▶ YOUR TASK
Under this task are some entries; return every one of them exactly.

--- Start of AVAILABLE DATA ---

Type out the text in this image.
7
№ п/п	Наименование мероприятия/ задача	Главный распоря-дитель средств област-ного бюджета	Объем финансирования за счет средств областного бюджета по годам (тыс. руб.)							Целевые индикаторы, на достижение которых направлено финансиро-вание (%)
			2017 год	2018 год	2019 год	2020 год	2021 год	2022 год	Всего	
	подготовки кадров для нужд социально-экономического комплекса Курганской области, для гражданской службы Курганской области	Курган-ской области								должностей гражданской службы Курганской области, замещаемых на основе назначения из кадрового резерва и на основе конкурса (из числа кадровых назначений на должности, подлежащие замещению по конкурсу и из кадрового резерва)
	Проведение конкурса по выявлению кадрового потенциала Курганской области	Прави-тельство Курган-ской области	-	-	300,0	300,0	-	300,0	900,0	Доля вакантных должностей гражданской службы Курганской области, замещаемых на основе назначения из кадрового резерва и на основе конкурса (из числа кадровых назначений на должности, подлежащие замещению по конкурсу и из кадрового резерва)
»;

--- End of AVAILABLE DATA ---

▶ FINISHED EXERCISE
Type out the text in this image.
7
№ п/п	Наименование мероприятия/ задача	Главный распоря-дитель средств област-ного бюджета	Объем финансирования за счет средств областного бюджета по годам (тыс. руб.)							Целевые индикаторы, на достижение которых направлено финансиро-вание (%)
			2017 год	2018 год	2019 год	2020 год	2021 год	2022 год	Всего	
	подготовки кадров для нужд социально-экономического комплекса Курганской области, для гражданской службы Курганской области	Курган-ской области								должностей гражданской службы Курганской области, замещаемых на основе назначения из кадрового резерва и на основе конкурса (из числа кадровых назначений на должности, подлежащие замещению по конкурсу и из кадрового резерва)
	Проведение конкурса по выявлению кадрового потенциала Курганской области	Прави-тельство Курган-ской области	-	-	300,0	300,0	-	300,0	900,0	Доля вакантных должностей гражданской службы Курганской области, замещаемых на основе назначения из кадрового резерва и на основе конкурса (из числа кадровых назначений на должности, подлежащие замещению по конкурсу и из кадрового резерва)
»;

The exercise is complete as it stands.